Output all lines exactly, with nothing added or dropped.

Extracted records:
* start *

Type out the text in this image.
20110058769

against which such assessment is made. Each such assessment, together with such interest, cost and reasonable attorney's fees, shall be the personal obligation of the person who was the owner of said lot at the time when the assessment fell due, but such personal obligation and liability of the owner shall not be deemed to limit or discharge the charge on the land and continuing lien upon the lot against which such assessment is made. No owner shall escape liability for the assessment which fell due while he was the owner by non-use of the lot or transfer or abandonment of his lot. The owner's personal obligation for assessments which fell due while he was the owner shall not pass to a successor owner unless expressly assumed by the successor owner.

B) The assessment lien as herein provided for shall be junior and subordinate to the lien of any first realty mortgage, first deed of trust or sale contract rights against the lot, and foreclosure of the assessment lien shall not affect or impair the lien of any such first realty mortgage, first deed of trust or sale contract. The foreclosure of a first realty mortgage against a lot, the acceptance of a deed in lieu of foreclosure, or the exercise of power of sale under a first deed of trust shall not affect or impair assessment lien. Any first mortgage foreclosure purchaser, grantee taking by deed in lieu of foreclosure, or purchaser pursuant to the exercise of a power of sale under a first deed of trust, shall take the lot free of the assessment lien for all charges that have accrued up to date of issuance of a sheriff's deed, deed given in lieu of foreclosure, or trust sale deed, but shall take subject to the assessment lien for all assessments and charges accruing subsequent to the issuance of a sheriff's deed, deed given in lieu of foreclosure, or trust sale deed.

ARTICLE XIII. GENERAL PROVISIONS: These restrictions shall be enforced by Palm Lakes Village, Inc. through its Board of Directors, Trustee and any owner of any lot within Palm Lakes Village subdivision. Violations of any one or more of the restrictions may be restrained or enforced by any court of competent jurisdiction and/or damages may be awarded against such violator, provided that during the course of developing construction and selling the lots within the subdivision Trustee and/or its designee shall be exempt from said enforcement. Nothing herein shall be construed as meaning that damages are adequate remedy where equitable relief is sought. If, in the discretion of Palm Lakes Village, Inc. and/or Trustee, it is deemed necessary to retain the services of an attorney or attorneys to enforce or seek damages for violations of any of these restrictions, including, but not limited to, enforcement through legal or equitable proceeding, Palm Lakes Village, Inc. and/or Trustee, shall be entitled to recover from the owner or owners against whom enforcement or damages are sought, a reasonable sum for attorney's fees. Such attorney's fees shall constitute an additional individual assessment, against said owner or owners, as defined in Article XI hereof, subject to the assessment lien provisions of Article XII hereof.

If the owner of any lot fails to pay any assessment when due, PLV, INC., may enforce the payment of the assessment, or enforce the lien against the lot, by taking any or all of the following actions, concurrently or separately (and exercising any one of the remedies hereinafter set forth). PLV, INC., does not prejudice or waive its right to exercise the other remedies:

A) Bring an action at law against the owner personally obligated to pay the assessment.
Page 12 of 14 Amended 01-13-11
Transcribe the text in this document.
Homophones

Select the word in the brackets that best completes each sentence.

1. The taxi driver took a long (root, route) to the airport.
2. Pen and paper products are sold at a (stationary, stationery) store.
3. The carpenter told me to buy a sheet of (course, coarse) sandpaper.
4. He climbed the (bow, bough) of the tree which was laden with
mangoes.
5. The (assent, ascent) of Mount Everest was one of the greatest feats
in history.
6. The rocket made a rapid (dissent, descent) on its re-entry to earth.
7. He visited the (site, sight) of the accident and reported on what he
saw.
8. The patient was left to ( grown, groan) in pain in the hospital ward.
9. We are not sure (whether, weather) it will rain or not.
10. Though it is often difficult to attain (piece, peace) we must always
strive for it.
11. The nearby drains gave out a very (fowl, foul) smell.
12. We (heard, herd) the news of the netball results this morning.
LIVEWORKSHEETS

* end *

SOLUTION BELOW:
Type out the text in this image.
20110058769

against which such assessment is made. Each such assessment, together with such interest, cost and reasonable attorney's fees, shall be the personal obligation of the person who was the owner of said lot at the time when the assessment fell due, but such personal obligation and liability of the owner shall not be deemed to limit or discharge the charge on the land and continuing lien upon the lot against which such assessment is made. No owner shall escape liability for the assessment which fell due while he was the owner by non-use of the lot or transfer or abandonment of his lot. The owner's personal obligation for assessments which fell due while he was the owner shall not pass to a successor owner unless expressly assumed by the successor owner.

B) The assessment lien as herein provided for shall be junior and subordinate to the lien of any first realty mortgage, first deed of trust or sale contract rights against the lot, and foreclosure of the assessment lien shall not affect or impair the lien of any such first realty mortgage, first deed of trust or sale contract. The foreclosure of a first realty mortgage against a lot, the acceptance of a deed in lieu of foreclosure, or the exercise of power of sale under a first deed of trust shall not affect or impair assessment lien. Any first mortgage foreclosure purchaser, grantee taking by deed in lieu of foreclosure, or purchaser pursuant to the exercise of a power of sale under a first deed of trust, shall take the lot free of the assessment lien for all charges that have accrued up to date of issuance of a sheriff's deed, deed given in lieu of foreclosure, or trust sale deed, but shall take subject to the assessment lien for all assessments and charges accruing subsequent to the issuance of a sheriff's deed, deed given in lieu of foreclosure, or trust sale deed.

ARTICLE XIII. GENERAL PROVISIONS: These restrictions shall be enforced by Palm Lakes Village, Inc. through its Board of Directors, Trustee and any owner of any lot within Palm Lakes Village subdivision. Violations of any one or more of the restrictions may be restrained or enforced by any court of competent jurisdiction and/or damages may be awarded against such violator, provided that during the course of developing construction and selling the lots within the subdivision Trustee and/or its designee shall be exempt from said enforcement. Nothing herein shall be construed as meaning that damages are adequate remedy where equitable relief is sought. If, in the discretion of Palm Lakes Village, Inc. and/or Trustee, it is deemed necessary to retain the services of an attorney or attorneys to enforce or seek damages for violations of any of these restrictions, including, but not limited to, enforcement through legal or equitable proceeding, Palm Lakes Village, Inc. and/or Trustee, shall be entitled to recover from the owner or owners against whom enforcement or damages are sought, a reasonable sum for attorney's fees. Such attorney's fees shall constitute an additional individual assessment, against said owner or owners, as defined in Article XI hereof, subject to the assessment lien provisions of Article XII hereof.

If the owner of any lot fails to pay any assessment when due, PLV, INC., may enforce the payment of the assessment, or enforce the lien against the lot, by taking any or all of the following actions, concurrently or separately (and exercising any one of the remedies hereinafter set forth). PLV, INC., does not prejudice or waive its right to exercise the other remedies:

A) Bring an action at law against the owner personally obligated to pay the assessment.
Page 12 of 14 Amended 01-13-11
Transcribe the text in this document.
Homophones

Select the word in the brackets that best completes each sentence.

1. The taxi driver took a long (root, route) to the airport.
2. Pen and paper products are sold at a (stationary, stationery) store.
3. The carpenter told me to buy a sheet of (course, coarse) sandpaper.
4. He climbed the (bow, bough) of the tree which was laden with
mangoes.
5. The (assent, ascent) of Mount Everest was one of the greatest feats
in history.
6. The rocket made a rapid (dissent, descent) on its re-entry to earth.
7. He visited the (site, sight) of the accident and reported on what he
saw.
8. The patient was left to ( grown, groan) in pain in the hospital ward.
9. We are not sure (whether, weather) it will rain or not.
10. Though it is often difficult to attain (piece, peace) we must always
strive for it.
11. The nearby drains gave out a very (fowl, foul) smell.
12. We (heard, herd) the news of the netball results this morning.
LIVEWORKSHEETS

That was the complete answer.